• Goal
Pick out each line containing the string "this".

[Lines of data]
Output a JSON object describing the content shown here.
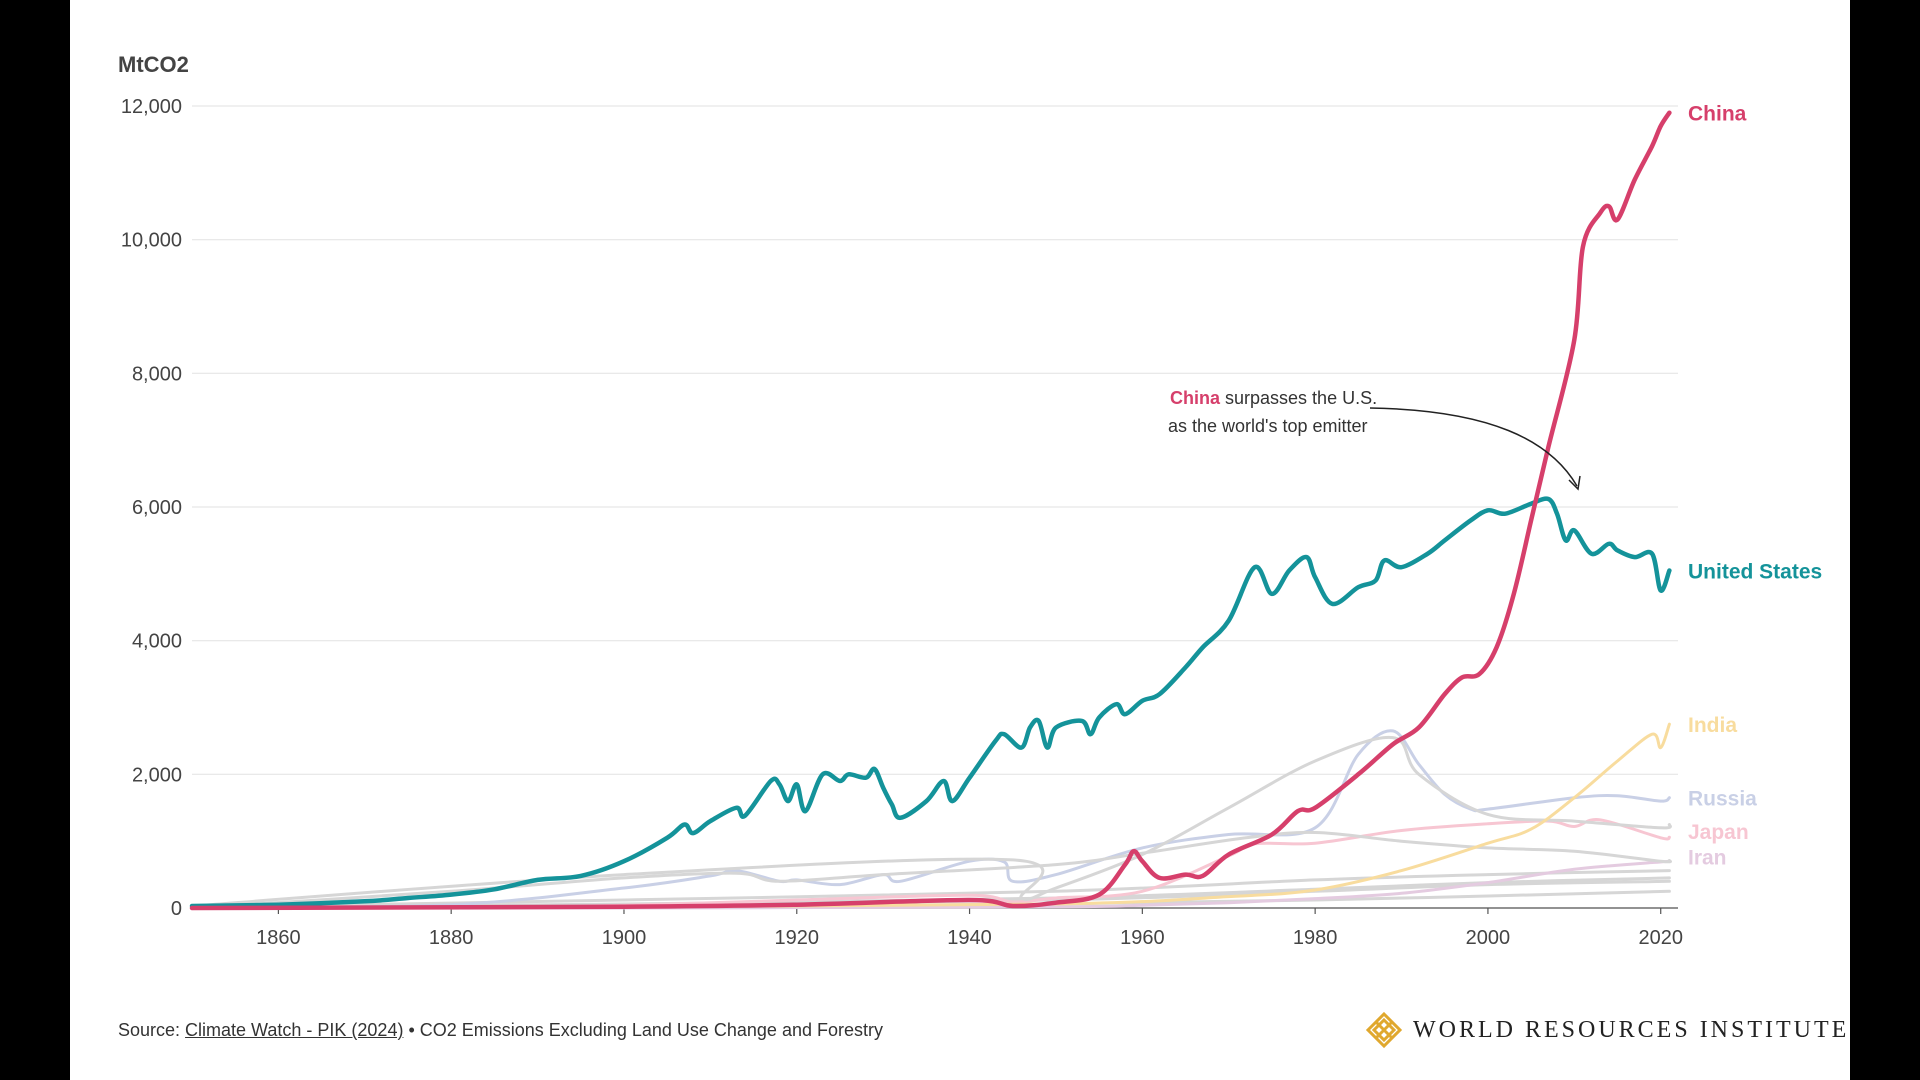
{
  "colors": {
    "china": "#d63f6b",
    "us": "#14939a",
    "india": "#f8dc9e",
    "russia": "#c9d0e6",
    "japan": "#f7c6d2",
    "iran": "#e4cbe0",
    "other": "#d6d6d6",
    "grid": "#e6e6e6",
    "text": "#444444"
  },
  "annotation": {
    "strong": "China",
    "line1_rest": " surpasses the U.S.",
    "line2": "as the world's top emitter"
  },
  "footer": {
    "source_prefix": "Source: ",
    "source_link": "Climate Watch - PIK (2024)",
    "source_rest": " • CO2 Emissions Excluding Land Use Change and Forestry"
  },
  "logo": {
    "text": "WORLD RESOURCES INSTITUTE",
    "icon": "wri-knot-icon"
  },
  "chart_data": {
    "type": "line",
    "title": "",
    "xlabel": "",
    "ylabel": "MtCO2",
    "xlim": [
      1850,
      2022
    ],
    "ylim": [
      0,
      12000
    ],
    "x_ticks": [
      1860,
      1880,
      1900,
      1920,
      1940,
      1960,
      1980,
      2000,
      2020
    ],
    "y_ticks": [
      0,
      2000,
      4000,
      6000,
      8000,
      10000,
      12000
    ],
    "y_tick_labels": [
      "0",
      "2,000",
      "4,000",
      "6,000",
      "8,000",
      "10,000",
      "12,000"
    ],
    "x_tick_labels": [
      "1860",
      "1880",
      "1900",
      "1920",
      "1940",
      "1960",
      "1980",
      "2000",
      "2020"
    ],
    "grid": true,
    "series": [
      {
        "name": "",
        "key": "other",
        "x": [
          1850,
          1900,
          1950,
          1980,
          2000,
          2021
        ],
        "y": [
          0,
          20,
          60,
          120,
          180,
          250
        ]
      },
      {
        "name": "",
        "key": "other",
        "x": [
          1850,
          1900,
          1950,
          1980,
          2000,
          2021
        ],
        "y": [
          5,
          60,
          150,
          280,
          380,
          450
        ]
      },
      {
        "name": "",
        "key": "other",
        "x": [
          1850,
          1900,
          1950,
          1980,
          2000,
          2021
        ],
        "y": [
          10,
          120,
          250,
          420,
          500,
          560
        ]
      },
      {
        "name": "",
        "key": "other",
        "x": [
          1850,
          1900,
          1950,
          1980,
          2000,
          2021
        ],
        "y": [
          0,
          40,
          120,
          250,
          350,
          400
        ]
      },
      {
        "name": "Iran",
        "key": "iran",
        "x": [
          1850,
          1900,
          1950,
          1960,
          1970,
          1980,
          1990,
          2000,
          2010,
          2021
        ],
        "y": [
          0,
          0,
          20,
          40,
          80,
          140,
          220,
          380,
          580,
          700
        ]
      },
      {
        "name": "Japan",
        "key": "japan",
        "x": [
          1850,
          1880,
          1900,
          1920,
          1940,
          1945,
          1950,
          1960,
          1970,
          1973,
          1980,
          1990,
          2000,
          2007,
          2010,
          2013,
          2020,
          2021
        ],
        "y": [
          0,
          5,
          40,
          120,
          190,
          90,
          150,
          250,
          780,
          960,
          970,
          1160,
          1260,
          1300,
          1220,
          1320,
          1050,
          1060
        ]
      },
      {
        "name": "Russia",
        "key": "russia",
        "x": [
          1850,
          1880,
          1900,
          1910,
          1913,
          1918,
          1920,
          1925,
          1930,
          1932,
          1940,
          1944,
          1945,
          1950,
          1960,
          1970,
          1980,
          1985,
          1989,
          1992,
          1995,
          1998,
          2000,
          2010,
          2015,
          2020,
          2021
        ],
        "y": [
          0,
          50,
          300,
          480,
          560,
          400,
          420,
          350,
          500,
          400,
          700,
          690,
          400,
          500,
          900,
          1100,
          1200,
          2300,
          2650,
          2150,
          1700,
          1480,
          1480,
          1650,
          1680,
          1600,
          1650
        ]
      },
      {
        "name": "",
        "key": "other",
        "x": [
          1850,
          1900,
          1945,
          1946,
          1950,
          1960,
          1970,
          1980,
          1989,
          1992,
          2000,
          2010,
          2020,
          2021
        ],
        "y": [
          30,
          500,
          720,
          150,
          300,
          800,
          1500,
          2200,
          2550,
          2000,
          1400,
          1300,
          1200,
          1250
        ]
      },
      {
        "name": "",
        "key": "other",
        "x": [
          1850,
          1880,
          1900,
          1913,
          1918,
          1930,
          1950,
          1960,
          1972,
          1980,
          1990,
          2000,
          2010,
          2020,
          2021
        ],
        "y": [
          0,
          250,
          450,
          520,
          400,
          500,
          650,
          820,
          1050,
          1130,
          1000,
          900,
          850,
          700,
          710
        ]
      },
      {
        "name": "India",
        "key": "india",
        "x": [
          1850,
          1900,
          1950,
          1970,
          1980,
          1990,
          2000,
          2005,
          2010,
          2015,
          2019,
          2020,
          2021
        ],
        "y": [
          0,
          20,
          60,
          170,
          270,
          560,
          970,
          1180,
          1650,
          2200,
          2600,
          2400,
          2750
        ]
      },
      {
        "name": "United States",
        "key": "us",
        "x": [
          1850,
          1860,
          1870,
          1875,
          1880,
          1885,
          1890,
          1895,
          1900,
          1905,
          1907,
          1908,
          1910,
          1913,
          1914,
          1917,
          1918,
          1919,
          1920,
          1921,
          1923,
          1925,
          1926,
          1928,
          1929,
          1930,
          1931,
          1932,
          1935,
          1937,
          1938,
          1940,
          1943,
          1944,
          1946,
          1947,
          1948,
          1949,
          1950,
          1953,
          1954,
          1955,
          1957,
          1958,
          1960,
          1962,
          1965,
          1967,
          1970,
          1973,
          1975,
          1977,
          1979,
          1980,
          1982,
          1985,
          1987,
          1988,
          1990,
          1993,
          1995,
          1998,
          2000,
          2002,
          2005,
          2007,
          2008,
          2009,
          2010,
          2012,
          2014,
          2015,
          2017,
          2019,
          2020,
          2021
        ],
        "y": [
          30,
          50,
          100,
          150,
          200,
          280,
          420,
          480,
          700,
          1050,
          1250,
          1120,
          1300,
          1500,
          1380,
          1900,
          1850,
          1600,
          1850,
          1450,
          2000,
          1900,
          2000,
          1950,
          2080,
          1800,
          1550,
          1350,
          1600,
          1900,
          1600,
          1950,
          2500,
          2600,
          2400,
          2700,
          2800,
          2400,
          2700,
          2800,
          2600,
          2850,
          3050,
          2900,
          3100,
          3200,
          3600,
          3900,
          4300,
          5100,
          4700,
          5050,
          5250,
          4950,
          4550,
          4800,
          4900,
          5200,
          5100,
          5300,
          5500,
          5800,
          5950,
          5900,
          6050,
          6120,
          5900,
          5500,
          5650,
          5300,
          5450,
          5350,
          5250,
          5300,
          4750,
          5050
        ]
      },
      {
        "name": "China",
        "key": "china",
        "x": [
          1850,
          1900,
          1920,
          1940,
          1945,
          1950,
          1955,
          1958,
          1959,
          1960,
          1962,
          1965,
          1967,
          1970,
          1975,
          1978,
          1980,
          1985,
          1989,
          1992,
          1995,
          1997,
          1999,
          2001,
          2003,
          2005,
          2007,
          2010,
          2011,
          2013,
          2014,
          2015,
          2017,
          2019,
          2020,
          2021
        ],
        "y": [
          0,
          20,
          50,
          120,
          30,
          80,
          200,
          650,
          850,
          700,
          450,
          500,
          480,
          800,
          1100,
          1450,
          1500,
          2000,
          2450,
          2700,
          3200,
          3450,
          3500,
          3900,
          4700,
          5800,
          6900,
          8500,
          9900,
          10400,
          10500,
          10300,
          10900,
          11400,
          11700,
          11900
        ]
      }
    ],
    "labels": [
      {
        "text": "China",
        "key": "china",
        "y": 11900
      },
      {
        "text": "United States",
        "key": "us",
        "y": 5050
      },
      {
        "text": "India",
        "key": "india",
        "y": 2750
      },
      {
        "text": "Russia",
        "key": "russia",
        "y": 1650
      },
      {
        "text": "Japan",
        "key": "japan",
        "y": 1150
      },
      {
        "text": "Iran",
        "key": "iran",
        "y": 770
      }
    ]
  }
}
...
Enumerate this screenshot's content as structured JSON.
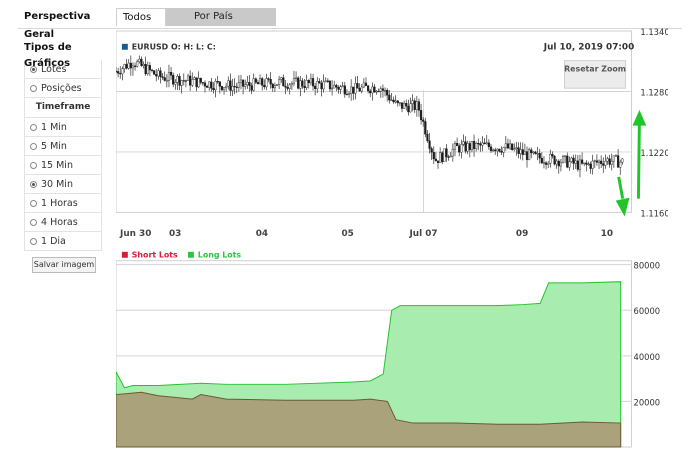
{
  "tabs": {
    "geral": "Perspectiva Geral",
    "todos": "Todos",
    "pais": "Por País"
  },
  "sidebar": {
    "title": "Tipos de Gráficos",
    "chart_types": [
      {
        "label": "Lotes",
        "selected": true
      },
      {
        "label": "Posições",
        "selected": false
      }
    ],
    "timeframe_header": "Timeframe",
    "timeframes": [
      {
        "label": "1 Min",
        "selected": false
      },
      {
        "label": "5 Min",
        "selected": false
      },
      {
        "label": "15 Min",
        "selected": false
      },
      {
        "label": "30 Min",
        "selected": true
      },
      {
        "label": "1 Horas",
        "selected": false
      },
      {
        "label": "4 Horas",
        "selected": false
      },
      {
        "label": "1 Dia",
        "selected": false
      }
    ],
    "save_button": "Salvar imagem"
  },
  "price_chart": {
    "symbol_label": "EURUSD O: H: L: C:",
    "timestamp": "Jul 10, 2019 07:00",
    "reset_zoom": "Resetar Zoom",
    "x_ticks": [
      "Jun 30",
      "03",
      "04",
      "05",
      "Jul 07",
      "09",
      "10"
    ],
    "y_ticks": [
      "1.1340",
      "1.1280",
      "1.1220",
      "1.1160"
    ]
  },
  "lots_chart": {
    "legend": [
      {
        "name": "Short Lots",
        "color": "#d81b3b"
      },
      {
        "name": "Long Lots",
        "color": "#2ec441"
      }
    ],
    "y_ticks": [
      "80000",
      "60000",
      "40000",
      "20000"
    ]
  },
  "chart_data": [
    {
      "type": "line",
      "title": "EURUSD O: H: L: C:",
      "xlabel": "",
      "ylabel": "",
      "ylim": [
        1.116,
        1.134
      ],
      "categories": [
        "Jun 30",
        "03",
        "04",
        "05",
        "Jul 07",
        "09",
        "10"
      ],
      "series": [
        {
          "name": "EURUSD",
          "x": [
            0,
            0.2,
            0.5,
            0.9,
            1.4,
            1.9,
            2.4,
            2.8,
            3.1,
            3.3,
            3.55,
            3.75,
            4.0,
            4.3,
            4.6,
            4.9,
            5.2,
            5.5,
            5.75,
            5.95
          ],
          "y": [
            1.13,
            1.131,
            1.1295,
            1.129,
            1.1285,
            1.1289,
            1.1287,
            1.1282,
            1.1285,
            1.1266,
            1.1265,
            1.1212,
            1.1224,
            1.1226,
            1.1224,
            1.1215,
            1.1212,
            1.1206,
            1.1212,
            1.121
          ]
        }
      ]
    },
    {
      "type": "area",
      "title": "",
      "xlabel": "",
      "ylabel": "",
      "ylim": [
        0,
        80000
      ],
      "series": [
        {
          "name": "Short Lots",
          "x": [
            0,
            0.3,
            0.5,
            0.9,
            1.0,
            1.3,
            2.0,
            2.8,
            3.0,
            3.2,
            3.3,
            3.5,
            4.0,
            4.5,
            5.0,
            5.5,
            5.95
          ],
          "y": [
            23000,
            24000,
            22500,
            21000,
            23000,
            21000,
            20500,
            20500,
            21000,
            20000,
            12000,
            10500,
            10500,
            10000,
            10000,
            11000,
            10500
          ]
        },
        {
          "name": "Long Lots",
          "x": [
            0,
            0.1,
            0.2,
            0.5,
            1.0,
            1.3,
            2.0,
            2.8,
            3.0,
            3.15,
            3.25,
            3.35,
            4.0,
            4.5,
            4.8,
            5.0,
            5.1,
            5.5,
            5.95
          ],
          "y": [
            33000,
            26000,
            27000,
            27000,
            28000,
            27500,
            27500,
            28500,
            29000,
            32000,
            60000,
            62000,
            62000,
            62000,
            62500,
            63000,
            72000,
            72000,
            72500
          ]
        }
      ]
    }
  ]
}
* * *
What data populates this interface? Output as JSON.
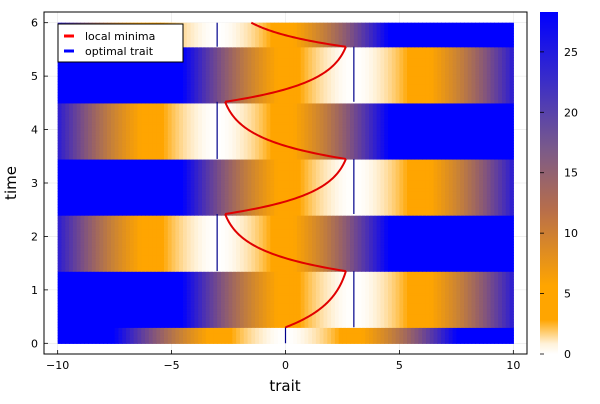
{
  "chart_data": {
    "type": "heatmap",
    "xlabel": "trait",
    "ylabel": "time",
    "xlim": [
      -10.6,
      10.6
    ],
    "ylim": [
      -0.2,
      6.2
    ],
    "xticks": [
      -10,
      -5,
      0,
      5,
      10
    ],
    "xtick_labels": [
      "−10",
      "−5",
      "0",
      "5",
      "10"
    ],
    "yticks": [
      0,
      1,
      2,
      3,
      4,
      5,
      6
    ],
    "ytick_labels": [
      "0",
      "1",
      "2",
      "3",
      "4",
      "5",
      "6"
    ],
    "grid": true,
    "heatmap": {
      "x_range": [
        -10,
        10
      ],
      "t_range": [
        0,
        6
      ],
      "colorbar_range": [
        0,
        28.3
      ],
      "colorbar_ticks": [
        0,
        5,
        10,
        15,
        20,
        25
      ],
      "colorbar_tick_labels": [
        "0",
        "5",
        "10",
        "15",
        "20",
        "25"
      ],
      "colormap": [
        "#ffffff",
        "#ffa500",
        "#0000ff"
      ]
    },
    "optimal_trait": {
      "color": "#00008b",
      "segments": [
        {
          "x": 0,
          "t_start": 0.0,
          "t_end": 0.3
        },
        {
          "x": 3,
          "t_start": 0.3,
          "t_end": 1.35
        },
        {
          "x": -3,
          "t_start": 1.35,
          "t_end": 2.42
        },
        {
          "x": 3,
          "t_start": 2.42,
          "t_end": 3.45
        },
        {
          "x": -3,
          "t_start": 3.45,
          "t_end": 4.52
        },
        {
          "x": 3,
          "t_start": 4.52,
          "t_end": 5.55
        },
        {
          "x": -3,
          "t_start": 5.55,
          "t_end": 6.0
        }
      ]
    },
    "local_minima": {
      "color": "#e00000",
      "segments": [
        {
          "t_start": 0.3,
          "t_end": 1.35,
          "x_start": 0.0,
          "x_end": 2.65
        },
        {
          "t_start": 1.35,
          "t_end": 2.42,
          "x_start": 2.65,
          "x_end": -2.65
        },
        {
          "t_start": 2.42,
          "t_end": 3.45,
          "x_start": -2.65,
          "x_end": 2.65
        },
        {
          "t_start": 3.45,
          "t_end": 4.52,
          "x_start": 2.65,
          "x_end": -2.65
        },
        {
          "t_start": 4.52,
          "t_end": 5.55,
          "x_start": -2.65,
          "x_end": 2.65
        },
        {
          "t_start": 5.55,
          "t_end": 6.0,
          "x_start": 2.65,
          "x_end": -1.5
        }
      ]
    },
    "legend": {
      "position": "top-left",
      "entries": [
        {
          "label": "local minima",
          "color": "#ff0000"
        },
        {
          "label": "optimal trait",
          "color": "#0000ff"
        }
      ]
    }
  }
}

• Final result
Enumerate this screenshot's content as structured JSON.
What data populates this interface? Output as JSON.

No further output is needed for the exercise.